**TO DO**
Every line of the records must be repeated exactly; pictures stay out.
------------------------------
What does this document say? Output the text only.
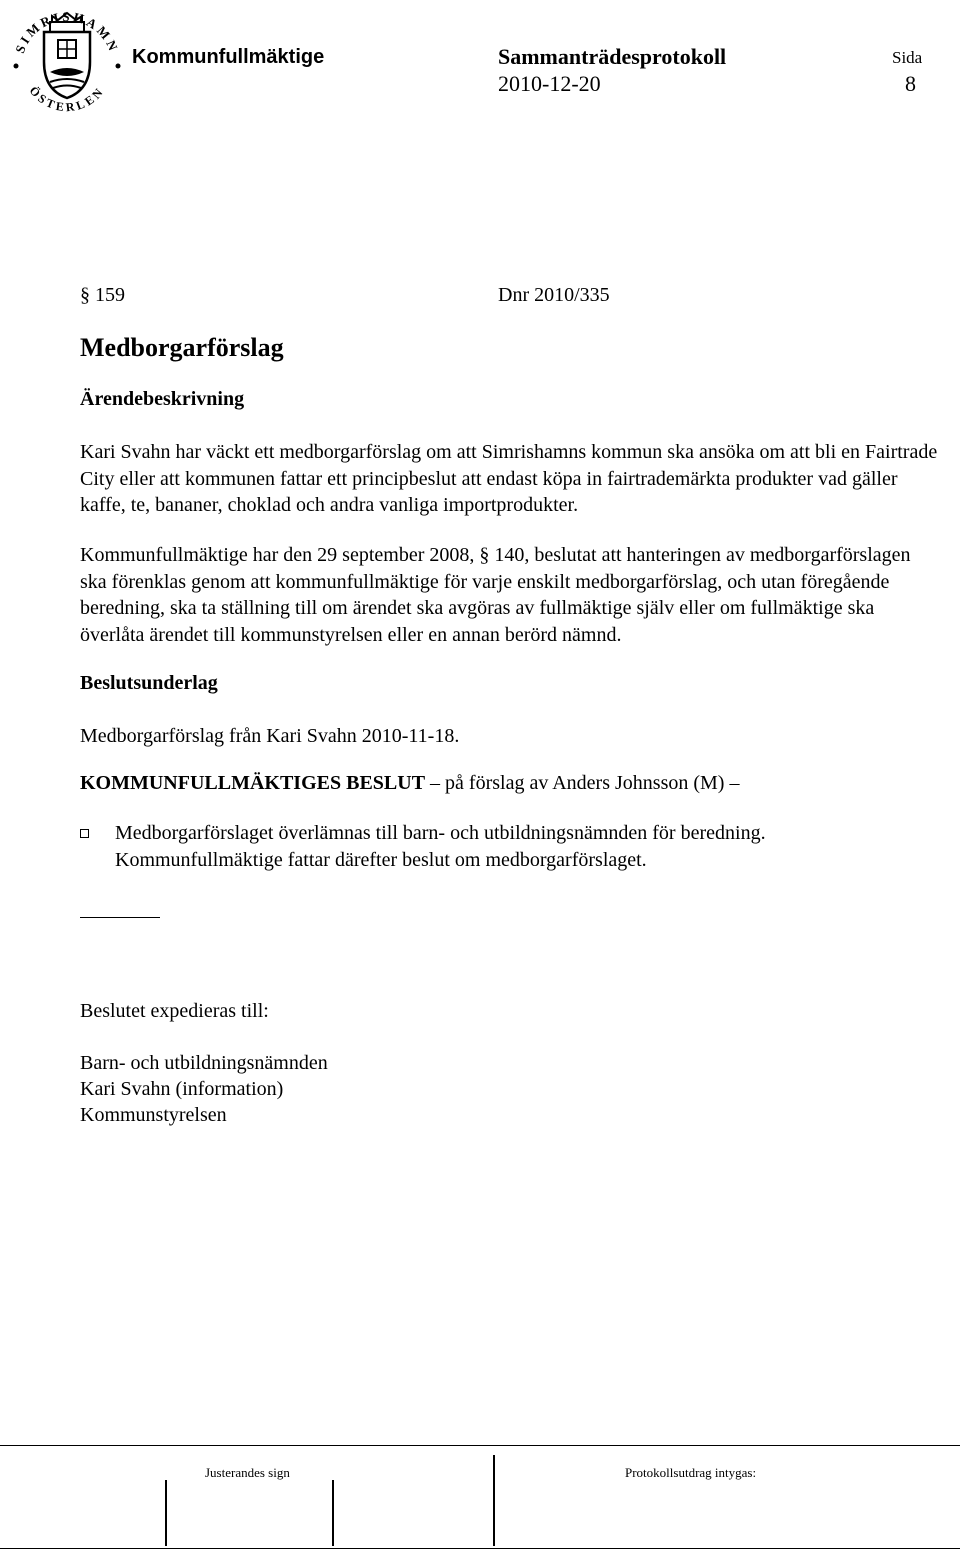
SIMRISHAMN
ÖSTERLEN
Kommunfullmäktige	Sammanträdesprotokoll	Sida
2010-12-20	8
§ 159	Dnr 2010/335
Medborgarförslag
Ärendebeskrivning
Kari Svahn har väckt ett medborgarförslag om att Simrishamns kommun ska ansöka om att bli en Fairtrade City eller att kommunen fattar ett principbeslut att endast köpa in fairtrademärkta produkter vad gäller kaffe, te, bananer, choklad och andra vanliga importprodukter.
Kommunfullmäktige har den 29 september 2008, § 140, beslutat att hanteringen av medborgarförslagen ska förenklas genom att kommunfullmäktige för varje enskilt medborgarförslag, och utan föregående beredning, ska ta ställning till om ärendet ska avgöras av fullmäktige själv eller om fullmäktige ska överlåta ärendet till kommunstyrelsen eller en annan berörd nämnd.
Beslutsunderlag
Medborgarförslag från Kari Svahn 2010-11-18.
KOMMUNFULLMÄKTIGES BESLUT – på förslag av Anders Johnsson (M) –
Medborgarförslaget överlämnas till barn- och utbildningsnämnden för beredning. Kommunfullmäktige fattar därefter beslut om medborgarförslaget.
Beslutet expedieras till:
Barn- och utbildningsnämnden
Kari Svahn (information)
Kommunstyrelsen
Justerandes sign	Protokollsutdrag intygas:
------------------------------
**OUTPUT FOR THIS TASK**
What does this document say? Output the text only.
SIMRISHAMN
ÖSTERLEN
Kommunfullmäktige	Sammanträdesprotokoll	Sida
2010-12-20	8
§ 159	Dnr 2010/335
Medborgarförslag
Ärendebeskrivning
Kari Svahn har väckt ett medborgarförslag om att Simrishamns kommun ska ansöka om att bli en Fairtrade City eller att kommunen fattar ett principbeslut att endast köpa in fairtrademärkta produkter vad gäller kaffe, te, bananer, choklad och andra vanliga importprodukter.
Kommunfullmäktige har den 29 september 2008, § 140, beslutat att hanteringen av medborgarförslagen ska förenklas genom att kommunfullmäktige för varje enskilt medborgarförslag, och utan föregående beredning, ska ta ställning till om ärendet ska avgöras av fullmäktige själv eller om fullmäktige ska överlåta ärendet till kommunstyrelsen eller en annan berörd nämnd.
Beslutsunderlag
Medborgarförslag från Kari Svahn 2010-11-18.
KOMMUNFULLMÄKTIGES BESLUT – på förslag av Anders Johnsson (M) –
Medborgarförslaget överlämnas till barn- och utbildningsnämnden för beredning. Kommunfullmäktige fattar därefter beslut om medborgarförslaget.
Beslutet expedieras till:
Barn- och utbildningsnämnden
Kari Svahn (information)
Kommunstyrelsen
Justerandes sign	Protokollsutdrag intygas:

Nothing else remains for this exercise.